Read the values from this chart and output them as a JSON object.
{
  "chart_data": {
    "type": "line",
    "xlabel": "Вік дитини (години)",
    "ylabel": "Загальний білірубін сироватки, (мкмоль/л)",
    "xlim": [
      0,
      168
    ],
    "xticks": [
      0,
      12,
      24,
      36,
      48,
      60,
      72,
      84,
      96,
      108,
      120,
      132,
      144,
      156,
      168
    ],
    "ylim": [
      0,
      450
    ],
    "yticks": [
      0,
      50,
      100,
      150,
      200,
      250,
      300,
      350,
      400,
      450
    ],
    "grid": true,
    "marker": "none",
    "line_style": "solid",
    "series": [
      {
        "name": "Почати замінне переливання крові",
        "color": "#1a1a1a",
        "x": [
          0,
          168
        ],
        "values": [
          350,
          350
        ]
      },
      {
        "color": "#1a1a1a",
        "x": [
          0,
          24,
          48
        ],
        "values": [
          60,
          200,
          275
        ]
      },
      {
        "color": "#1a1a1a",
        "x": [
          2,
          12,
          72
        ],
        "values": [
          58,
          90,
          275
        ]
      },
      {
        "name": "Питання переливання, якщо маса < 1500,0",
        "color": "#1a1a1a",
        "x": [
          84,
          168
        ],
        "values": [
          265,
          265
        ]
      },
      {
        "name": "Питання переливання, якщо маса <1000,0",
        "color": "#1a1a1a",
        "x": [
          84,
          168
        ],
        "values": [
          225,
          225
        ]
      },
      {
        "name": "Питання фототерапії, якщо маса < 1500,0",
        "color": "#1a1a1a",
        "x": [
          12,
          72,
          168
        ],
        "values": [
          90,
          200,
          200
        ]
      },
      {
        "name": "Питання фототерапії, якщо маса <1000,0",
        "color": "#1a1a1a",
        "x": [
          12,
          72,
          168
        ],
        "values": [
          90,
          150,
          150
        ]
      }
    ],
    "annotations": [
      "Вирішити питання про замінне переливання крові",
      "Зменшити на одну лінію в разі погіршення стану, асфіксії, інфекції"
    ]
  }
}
━━━━━━━━━━━━━━━━━━━━━━━━━━━━━━
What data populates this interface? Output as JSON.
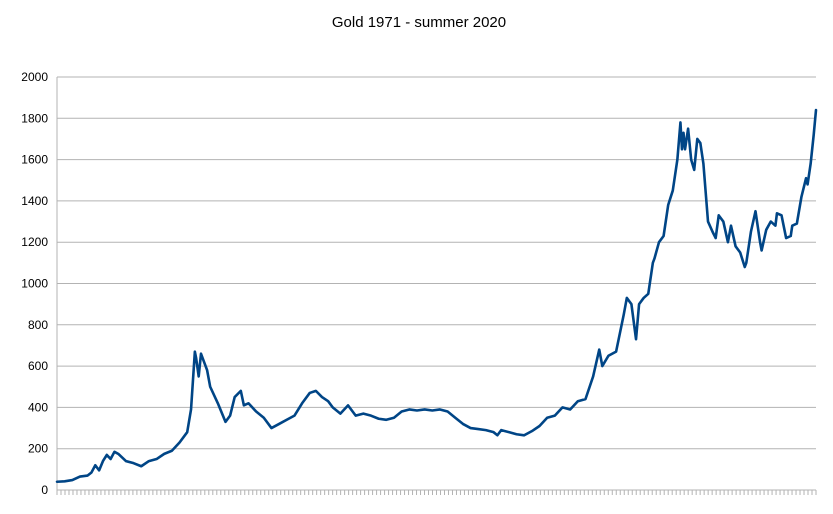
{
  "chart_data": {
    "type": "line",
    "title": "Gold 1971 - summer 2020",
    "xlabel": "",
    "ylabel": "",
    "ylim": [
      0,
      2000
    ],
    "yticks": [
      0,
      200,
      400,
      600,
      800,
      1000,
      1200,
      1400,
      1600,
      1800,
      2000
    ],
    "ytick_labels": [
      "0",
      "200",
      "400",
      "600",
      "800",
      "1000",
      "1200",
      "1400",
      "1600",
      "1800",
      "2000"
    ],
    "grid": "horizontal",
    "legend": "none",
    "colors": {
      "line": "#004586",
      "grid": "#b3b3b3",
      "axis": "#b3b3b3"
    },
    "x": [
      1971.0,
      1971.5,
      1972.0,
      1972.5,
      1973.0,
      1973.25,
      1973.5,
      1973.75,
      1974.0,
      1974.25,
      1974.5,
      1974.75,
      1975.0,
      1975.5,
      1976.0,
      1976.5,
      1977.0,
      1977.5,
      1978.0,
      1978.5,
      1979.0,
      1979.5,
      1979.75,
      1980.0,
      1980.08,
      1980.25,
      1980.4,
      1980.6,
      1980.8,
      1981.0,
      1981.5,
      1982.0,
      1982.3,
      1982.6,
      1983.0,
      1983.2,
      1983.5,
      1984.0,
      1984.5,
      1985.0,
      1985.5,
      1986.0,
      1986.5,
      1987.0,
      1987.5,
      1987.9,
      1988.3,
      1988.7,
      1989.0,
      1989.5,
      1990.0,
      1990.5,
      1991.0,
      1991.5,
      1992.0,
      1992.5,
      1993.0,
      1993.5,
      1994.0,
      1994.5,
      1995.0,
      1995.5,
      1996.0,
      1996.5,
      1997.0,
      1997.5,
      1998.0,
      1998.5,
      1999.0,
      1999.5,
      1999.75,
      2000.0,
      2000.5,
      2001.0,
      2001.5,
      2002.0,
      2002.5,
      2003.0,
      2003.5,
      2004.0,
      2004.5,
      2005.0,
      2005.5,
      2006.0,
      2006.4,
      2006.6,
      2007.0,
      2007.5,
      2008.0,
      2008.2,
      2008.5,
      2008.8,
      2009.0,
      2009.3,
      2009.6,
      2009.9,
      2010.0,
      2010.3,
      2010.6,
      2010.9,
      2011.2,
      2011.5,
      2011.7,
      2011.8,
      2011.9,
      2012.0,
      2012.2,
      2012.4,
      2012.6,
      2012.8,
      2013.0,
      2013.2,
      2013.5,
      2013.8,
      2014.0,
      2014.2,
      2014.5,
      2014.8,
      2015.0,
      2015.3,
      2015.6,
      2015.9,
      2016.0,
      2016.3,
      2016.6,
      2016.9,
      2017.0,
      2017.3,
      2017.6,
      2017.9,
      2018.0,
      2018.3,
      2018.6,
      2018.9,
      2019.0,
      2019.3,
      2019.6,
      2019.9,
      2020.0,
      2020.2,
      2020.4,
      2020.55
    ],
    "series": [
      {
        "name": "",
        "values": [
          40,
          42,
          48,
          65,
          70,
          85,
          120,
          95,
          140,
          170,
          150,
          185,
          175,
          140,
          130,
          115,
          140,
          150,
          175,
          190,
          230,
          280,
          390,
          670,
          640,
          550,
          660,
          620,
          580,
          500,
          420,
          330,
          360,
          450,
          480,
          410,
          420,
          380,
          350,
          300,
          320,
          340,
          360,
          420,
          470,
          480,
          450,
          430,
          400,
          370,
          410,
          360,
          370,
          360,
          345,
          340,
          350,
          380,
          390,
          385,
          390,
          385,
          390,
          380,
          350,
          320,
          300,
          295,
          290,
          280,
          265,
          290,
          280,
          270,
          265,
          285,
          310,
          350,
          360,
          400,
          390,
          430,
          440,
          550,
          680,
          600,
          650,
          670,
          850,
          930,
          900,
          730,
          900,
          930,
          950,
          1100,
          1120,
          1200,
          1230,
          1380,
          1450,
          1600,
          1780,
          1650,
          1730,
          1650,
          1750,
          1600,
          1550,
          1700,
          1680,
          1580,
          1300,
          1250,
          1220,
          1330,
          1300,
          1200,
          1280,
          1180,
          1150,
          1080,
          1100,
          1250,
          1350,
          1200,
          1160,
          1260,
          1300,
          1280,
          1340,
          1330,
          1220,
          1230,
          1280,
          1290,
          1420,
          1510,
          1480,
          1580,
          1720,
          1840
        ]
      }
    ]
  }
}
━━━━━━━━━━━━━━━━━━━━━━━━━━━━━━
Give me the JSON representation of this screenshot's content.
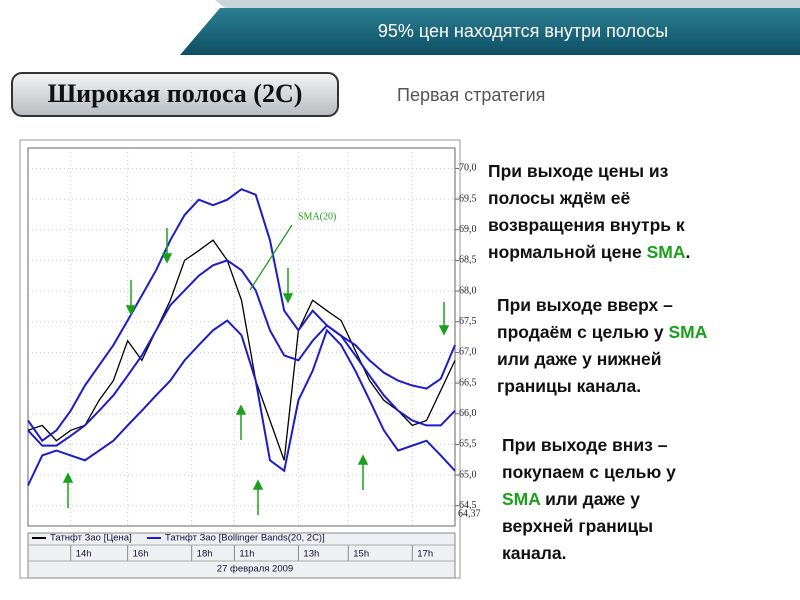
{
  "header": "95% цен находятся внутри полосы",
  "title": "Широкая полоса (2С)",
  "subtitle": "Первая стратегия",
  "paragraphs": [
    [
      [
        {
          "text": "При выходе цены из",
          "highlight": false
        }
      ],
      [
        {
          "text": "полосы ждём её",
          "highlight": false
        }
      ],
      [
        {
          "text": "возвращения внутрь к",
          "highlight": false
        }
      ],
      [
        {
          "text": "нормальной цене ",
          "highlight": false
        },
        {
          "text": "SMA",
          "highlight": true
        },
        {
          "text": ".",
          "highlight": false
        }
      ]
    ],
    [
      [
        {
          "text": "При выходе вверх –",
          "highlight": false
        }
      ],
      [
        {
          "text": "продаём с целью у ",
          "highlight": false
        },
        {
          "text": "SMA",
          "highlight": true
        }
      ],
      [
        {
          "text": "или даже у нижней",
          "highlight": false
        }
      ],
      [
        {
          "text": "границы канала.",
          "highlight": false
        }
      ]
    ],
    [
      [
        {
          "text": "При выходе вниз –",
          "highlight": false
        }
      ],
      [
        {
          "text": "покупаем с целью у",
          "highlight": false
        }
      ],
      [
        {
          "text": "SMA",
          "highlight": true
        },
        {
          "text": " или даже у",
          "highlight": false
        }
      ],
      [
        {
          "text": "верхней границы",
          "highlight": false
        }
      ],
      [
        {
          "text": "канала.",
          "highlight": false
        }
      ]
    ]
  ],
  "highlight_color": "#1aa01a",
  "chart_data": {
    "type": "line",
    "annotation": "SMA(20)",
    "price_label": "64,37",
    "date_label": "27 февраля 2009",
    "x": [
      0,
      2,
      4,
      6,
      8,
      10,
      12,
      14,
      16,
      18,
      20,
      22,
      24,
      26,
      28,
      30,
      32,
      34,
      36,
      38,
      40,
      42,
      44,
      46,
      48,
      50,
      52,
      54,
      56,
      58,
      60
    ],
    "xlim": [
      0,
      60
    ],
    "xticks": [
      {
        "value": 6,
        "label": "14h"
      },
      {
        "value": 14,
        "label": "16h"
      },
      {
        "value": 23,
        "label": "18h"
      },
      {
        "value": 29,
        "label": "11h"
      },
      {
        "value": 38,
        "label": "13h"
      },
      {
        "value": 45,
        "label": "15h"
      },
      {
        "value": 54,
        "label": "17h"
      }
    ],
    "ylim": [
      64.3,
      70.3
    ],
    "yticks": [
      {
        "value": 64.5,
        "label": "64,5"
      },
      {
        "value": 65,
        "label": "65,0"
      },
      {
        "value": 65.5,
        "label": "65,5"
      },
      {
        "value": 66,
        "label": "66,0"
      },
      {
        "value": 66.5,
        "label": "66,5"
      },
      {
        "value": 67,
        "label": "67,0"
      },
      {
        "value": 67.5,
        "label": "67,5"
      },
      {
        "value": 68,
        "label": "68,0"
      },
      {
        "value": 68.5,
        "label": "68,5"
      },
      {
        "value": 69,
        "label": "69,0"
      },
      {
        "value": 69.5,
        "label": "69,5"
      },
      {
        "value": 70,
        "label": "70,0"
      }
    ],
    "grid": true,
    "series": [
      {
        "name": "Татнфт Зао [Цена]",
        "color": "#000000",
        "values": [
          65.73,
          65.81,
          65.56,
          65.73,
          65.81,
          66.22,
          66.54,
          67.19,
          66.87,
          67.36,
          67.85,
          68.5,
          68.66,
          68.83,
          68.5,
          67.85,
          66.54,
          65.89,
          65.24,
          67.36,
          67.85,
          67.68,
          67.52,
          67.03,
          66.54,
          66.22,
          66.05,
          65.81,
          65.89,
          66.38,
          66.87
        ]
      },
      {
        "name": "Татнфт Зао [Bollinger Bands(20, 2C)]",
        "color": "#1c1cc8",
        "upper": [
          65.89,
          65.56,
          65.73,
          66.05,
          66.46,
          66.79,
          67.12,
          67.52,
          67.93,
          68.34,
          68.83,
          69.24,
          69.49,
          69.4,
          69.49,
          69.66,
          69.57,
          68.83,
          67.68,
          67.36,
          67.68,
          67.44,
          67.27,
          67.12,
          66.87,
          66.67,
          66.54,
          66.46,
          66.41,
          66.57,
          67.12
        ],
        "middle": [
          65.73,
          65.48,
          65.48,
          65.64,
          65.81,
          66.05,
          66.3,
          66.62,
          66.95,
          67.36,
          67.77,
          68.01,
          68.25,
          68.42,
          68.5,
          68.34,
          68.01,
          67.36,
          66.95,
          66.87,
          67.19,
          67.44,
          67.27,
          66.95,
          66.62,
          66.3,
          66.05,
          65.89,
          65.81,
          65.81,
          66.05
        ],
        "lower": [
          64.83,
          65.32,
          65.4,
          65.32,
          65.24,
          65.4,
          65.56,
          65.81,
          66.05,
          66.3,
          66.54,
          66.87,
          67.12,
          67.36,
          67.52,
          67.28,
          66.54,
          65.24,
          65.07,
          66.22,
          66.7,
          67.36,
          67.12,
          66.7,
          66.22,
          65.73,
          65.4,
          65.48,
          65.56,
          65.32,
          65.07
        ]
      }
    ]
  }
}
━━━━━━━━━━━━━━━━━━━━━━━━━━━━━━
Your task is to collect every line above that contains the word "маса".

        "name": "Питання переливання, якщо маса < 1500,0",
        "name": "Питання переливання, якщо маса <1000,0",
        "name": "Питання фототерапії, якщо маса < 1500,0",
        "name": "Питання фототерапії, якщо маса <1000,0",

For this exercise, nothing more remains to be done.